━━━━━ DATASET EXTRACT

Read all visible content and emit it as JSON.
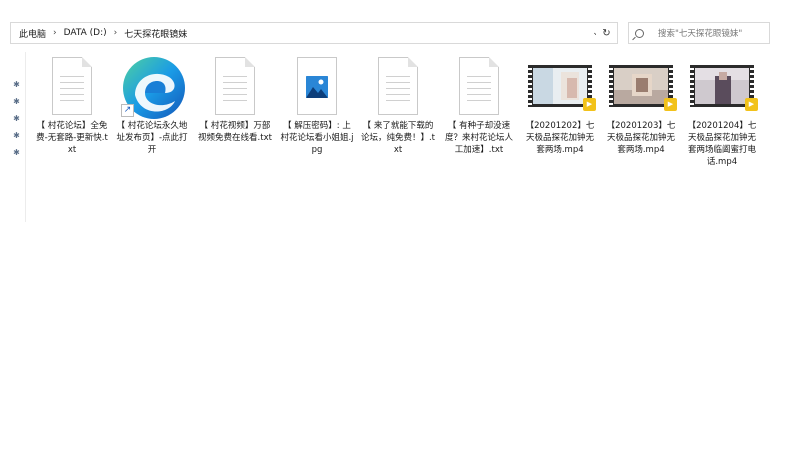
{
  "address_bar": {
    "crumbs": [
      "此电脑",
      "DATA (D:)",
      "七天探花眼镜妹"
    ],
    "separator": "›",
    "dropdown_glyph": "⌄",
    "refresh_glyph": "↻"
  },
  "search": {
    "placeholder": "搜索\"七天探花眼镜妹\"",
    "icon": "search-icon"
  },
  "nav_pane": {
    "pin_glyph": "✱",
    "pin_count": 5
  },
  "files": [
    {
      "type": "txt",
      "label": "【 村花论坛】全免费-无套路-更新快.txt"
    },
    {
      "type": "shortcut",
      "label": "【 村花论坛永久地址发布页】-点此打开"
    },
    {
      "type": "txt",
      "label": "【 村花视频】万部视频免费在线看.txt"
    },
    {
      "type": "jpg",
      "label": "【 解压密码】: 上村花论坛看小姐姐.jpg"
    },
    {
      "type": "txt",
      "label": "【 来了就能下载的论坛，纯免费！】.txt"
    },
    {
      "type": "txt",
      "label": "【 有种子却没速度？来村花论坛人工加速】.txt"
    },
    {
      "type": "video",
      "label": "【20201202】七天极品探花加钟无套两场.mp4"
    },
    {
      "type": "video",
      "label": "【20201203】七天极品探花加钟无套两场.mp4"
    },
    {
      "type": "video",
      "label": "【20201204】七天极品探花加钟无套两场临阖蜜打电话.mp4"
    }
  ],
  "colors": {
    "border": "#d9d9d9",
    "edge_blue": "#1f6fd1",
    "edge_green": "#4fc24a",
    "video_badge": "#f2c21a"
  }
}
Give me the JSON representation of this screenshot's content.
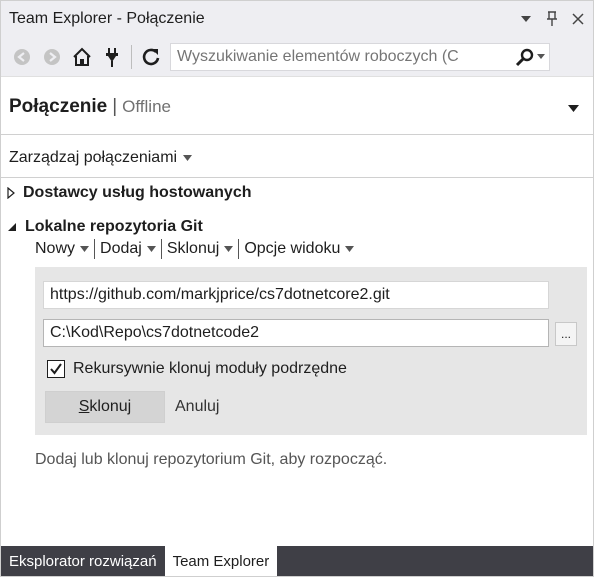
{
  "window": {
    "title": "Team Explorer - Połączenie",
    "dropdown_glyph": "▾",
    "pin_glyph": "🖈",
    "close_glyph": "✕"
  },
  "toolbar": {
    "icons": [
      "back-icon",
      "forward-icon",
      "home-icon",
      "plug-icon",
      "refresh-icon"
    ],
    "search_placeholder": "Wyszukiwanie elementów roboczych (C"
  },
  "header": {
    "title": "Połączenie",
    "separator": "|",
    "subtitle": "Offline"
  },
  "manage_connections": "Zarządzaj połączeniami",
  "sections": {
    "hosted": "Dostawcy usług hostowanych",
    "local": "Lokalne repozytoria Git"
  },
  "actions": {
    "new": "Nowy",
    "add": "Dodaj",
    "clone": "Sklonuj",
    "view_options": "Opcje widoku"
  },
  "clone_panel": {
    "url_value": "https://github.com/markjprice/cs7dotnetcore2.git",
    "path_value": "C:\\Kod\\Repo\\cs7dotnetcode2",
    "browse_label": "...",
    "recursive_label": "Rekursywnie klonuj moduły podrzędne",
    "recursive_checked": true,
    "clone_button_mnemonic": "S",
    "clone_button_rest": "klonuj",
    "cancel_label": "Anuluj"
  },
  "hint": "Dodaj lub klonuj repozytorium Git, aby rozpocząć.",
  "tabs": [
    {
      "label": "Eksplorator rozwiązań",
      "active": false
    },
    {
      "label": "Team Explorer",
      "active": true
    }
  ],
  "colors": {
    "chrome": "#eeeef2",
    "panel": "#e6e6e6",
    "tabbar": "#3f3f46"
  }
}
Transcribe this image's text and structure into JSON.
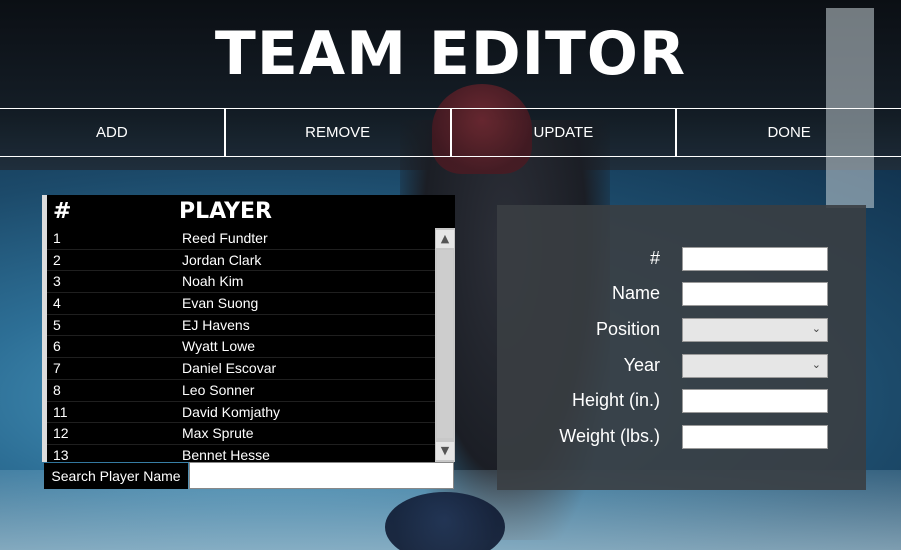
{
  "app": {
    "title": "TEAM EDITOR"
  },
  "toolbar": {
    "add_label": "ADD",
    "remove_label": "REMOVE",
    "update_label": "UPDATE",
    "done_label": "DONE"
  },
  "player_list": {
    "headers": {
      "number": "#",
      "player": "PLAYER"
    },
    "rows": [
      {
        "number": "1",
        "name": "Reed Fundter"
      },
      {
        "number": "2",
        "name": "Jordan Clark"
      },
      {
        "number": "3",
        "name": "Noah Kim"
      },
      {
        "number": "4",
        "name": "Evan Suong"
      },
      {
        "number": "5",
        "name": "EJ Havens"
      },
      {
        "number": "6",
        "name": "Wyatt Lowe"
      },
      {
        "number": "7",
        "name": "Daniel Escovar"
      },
      {
        "number": "8",
        "name": "Leo Sonner"
      },
      {
        "number": "11",
        "name": "David Komjathy"
      },
      {
        "number": "12",
        "name": "Max Sprute"
      },
      {
        "number": "13",
        "name": "Bennet Hesse"
      }
    ]
  },
  "search": {
    "label": "Search Player Name",
    "value": ""
  },
  "detail_form": {
    "number_label": "#",
    "name_label": "Name",
    "position_label": "Position",
    "year_label": "Year",
    "height_label": "Height (in.)",
    "weight_label": "Weight (lbs.)",
    "number_value": "",
    "name_value": "",
    "position_value": "",
    "year_value": "",
    "height_value": "",
    "weight_value": ""
  },
  "icons": {
    "scroll_up": "chevron-up-icon",
    "scroll_down": "chevron-down-icon",
    "select_arrow": "chevron-down-icon"
  }
}
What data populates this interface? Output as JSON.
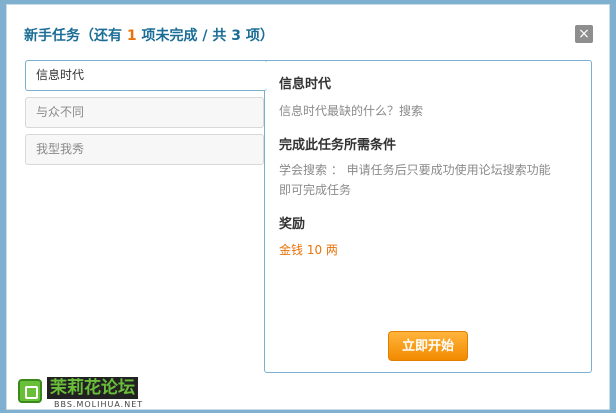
{
  "dialog": {
    "title_prefix": "新手任务（还有 ",
    "remaining": "1",
    "title_suffix": " 项未完成 / 共 3 项）",
    "close_label": "×"
  },
  "tabs": [
    {
      "label": "信息时代",
      "active": true
    },
    {
      "label": "与众不同",
      "active": false
    },
    {
      "label": "我型我秀",
      "active": false
    }
  ],
  "panel": {
    "title": "信息时代",
    "description": "信息时代最缺的什么？搜索",
    "condition_heading": "完成此任务所需条件",
    "condition_text_line1": "学会搜索 ： 申请任务后只要成功使用论坛搜索功能",
    "condition_text_line2": "即可完成任务",
    "reward_heading": "奖励",
    "reward_text": "金钱 10 两",
    "start_button": "立即开始"
  },
  "logo": {
    "name": "茉莉花论坛",
    "url": "BBS.MOLIHUA.NET"
  }
}
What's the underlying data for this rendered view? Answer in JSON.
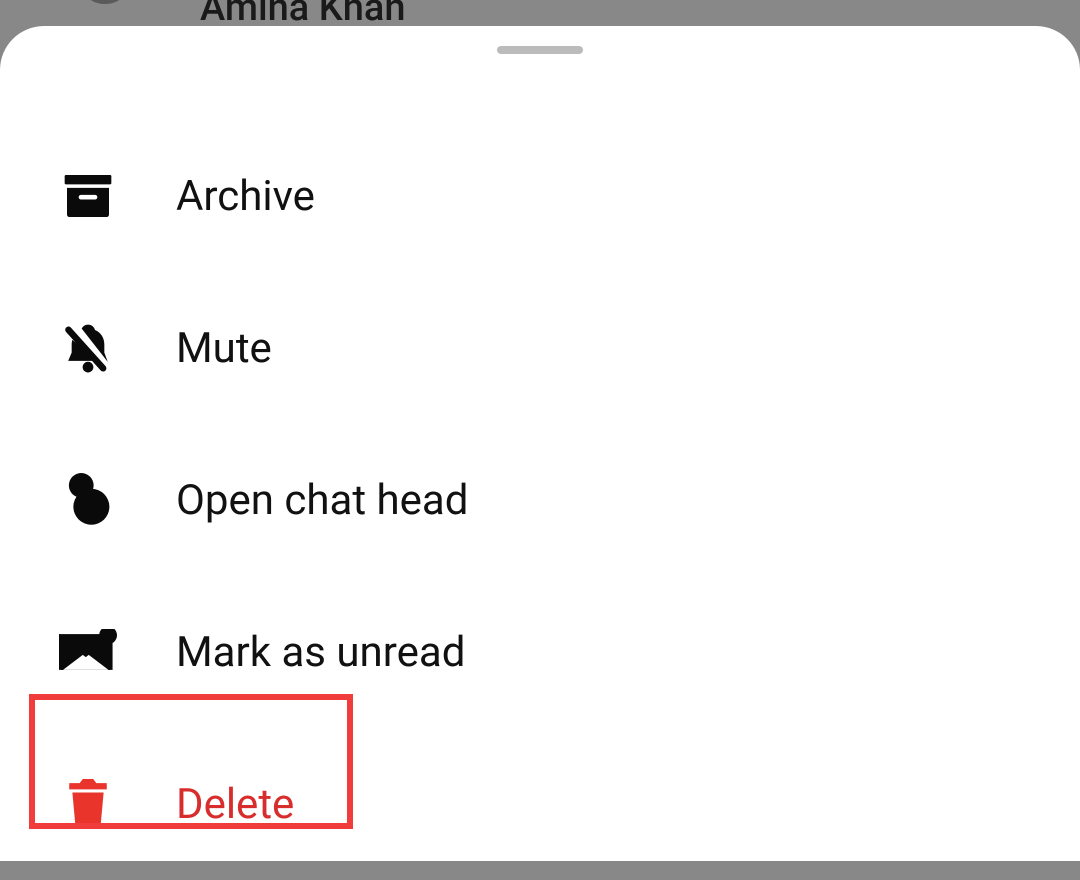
{
  "backdrop": {
    "contact_name": "Amina Khan"
  },
  "menu": {
    "archive": {
      "label": "Archive"
    },
    "mute": {
      "label": "Mute"
    },
    "open_chat_head": {
      "label": "Open chat head"
    },
    "mark_unread": {
      "label": "Mark as unread"
    },
    "delete": {
      "label": "Delete"
    }
  },
  "colors": {
    "delete": "#d82d2d",
    "highlight_border": "#f13c3c"
  }
}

━━━━━━━━━━

OBJECTIVE: Leave out the pictures and transcribe everything else exactly.

THE SOLUTION:
Read all visible content and emit it as JSON.
{
  "address_bar": {
    "crumbs": [
      "此电脑",
      "DATA (D:)",
      "七天探花眼镜妹"
    ],
    "separator": "›",
    "dropdown_glyph": "⌄",
    "refresh_glyph": "↻"
  },
  "search": {
    "placeholder": "搜索\"七天探花眼镜妹\"",
    "icon": "search-icon"
  },
  "nav_pane": {
    "pin_glyph": "✱",
    "pin_count": 5
  },
  "files": [
    {
      "type": "txt",
      "label": "【 村花论坛】全免费-无套路-更新快.txt"
    },
    {
      "type": "shortcut",
      "label": "【 村花论坛永久地址发布页】-点此打开"
    },
    {
      "type": "txt",
      "label": "【 村花视频】万部视频免费在线看.txt"
    },
    {
      "type": "jpg",
      "label": "【 解压密码】: 上村花论坛看小姐姐.jpg"
    },
    {
      "type": "txt",
      "label": "【 来了就能下载的论坛，纯免费！】.txt"
    },
    {
      "type": "txt",
      "label": "【 有种子却没速度？来村花论坛人工加速】.txt"
    },
    {
      "type": "video",
      "label": "【20201202】七天极品探花加钟无套两场.mp4"
    },
    {
      "type": "video",
      "label": "【20201203】七天极品探花加钟无套两场.mp4"
    },
    {
      "type": "video",
      "label": "【20201204】七天极品探花加钟无套两场临阖蜜打电话.mp4"
    }
  ],
  "colors": {
    "border": "#d9d9d9",
    "edge_blue": "#1f6fd1",
    "edge_green": "#4fc24a",
    "video_badge": "#f2c21a"
  }
}
Give me the JSON representation of this screenshot's content.
{
  "window": {
    "title": "Team Explorer - Połączenie",
    "dropdown_glyph": "▾",
    "pin_glyph": "🖈",
    "close_glyph": "✕"
  },
  "toolbar": {
    "icons": [
      "back-icon",
      "forward-icon",
      "home-icon",
      "plug-icon",
      "refresh-icon"
    ],
    "search_placeholder": "Wyszukiwanie elementów roboczych (C"
  },
  "header": {
    "title": "Połączenie",
    "separator": "|",
    "subtitle": "Offline"
  },
  "manage_connections": "Zarządzaj połączeniami",
  "sections": {
    "hosted": "Dostawcy usług hostowanych",
    "local": "Lokalne repozytoria Git"
  },
  "actions": {
    "new": "Nowy",
    "add": "Dodaj",
    "clone": "Sklonuj",
    "view_options": "Opcje widoku"
  },
  "clone_panel": {
    "url_value": "https://github.com/markjprice/cs7dotnetcore2.git",
    "path_value": "C:\\Kod\\Repo\\cs7dotnetcode2",
    "browse_label": "...",
    "recursive_label": "Rekursywnie klonuj moduły podrzędne",
    "recursive_checked": true,
    "clone_button_mnemonic": "S",
    "clone_button_rest": "klonuj",
    "cancel_label": "Anuluj"
  },
  "hint": "Dodaj lub klonuj repozytorium Git, aby rozpocząć.",
  "tabs": [
    {
      "label": "Eksplorator rozwiązań",
      "active": false
    },
    {
      "label": "Team Explorer",
      "active": true
    }
  ],
  "colors": {
    "chrome": "#eeeef2",
    "panel": "#e6e6e6",
    "tabbar": "#3f3f46"
  }
}
Transcribe this image's text and structure into JSON.
{
  "app": {
    "title": "TEAM EDITOR"
  },
  "toolbar": {
    "add_label": "ADD",
    "remove_label": "REMOVE",
    "update_label": "UPDATE",
    "done_label": "DONE"
  },
  "player_list": {
    "headers": {
      "number": "#",
      "player": "PLAYER"
    },
    "rows": [
      {
        "number": "1",
        "name": "Reed Fundter"
      },
      {
        "number": "2",
        "name": "Jordan Clark"
      },
      {
        "number": "3",
        "name": "Noah Kim"
      },
      {
        "number": "4",
        "name": "Evan Suong"
      },
      {
        "number": "5",
        "name": "EJ Havens"
      },
      {
        "number": "6",
        "name": "Wyatt Lowe"
      },
      {
        "number": "7",
        "name": "Daniel Escovar"
      },
      {
        "number": "8",
        "name": "Leo Sonner"
      },
      {
        "number": "11",
        "name": "David Komjathy"
      },
      {
        "number": "12",
        "name": "Max Sprute"
      },
      {
        "number": "13",
        "name": "Bennet Hesse"
      }
    ]
  },
  "search": {
    "label": "Search Player Name",
    "value": ""
  },
  "detail_form": {
    "number_label": "#",
    "name_label": "Name",
    "position_label": "Position",
    "year_label": "Year",
    "height_label": "Height (in.)",
    "weight_label": "Weight (lbs.)",
    "number_value": "",
    "name_value": "",
    "position_value": "",
    "year_value": "",
    "height_value": "",
    "weight_value": ""
  },
  "icons": {
    "scroll_up": "chevron-up-icon",
    "scroll_down": "chevron-down-icon",
    "select_arrow": "chevron-down-icon"
  }
}
What data populates this interface? Output as JSON.
{
  "dialog": {
    "title_prefix": "新手任务（还有 ",
    "remaining": "1",
    "title_suffix": " 项未完成 / 共 3 项）",
    "close_label": "×"
  },
  "tabs": [
    {
      "label": "信息时代",
      "active": true
    },
    {
      "label": "与众不同",
      "active": false
    },
    {
      "label": "我型我秀",
      "active": false
    }
  ],
  "panel": {
    "title": "信息时代",
    "description": "信息时代最缺的什么？搜索",
    "condition_heading": "完成此任务所需条件",
    "condition_text_line1": "学会搜索 ： 申请任务后只要成功使用论坛搜索功能",
    "condition_text_line2": "即可完成任务",
    "reward_heading": "奖励",
    "reward_text": "金钱 10 两",
    "start_button": "立即开始"
  },
  "logo": {
    "name": "茉莉花论坛",
    "url": "BBS.MOLIHUA.NET"
  }
}
What's the underlying data for this rendered view? Answer in JSON.
{
  "backdrop": {
    "contact_name": "Amina Khan"
  },
  "menu": {
    "archive": {
      "label": "Archive"
    },
    "mute": {
      "label": "Mute"
    },
    "open_chat_head": {
      "label": "Open chat head"
    },
    "mark_unread": {
      "label": "Mark as unread"
    },
    "delete": {
      "label": "Delete"
    }
  },
  "colors": {
    "delete": "#d82d2d",
    "highlight_border": "#f13c3c"
  }
}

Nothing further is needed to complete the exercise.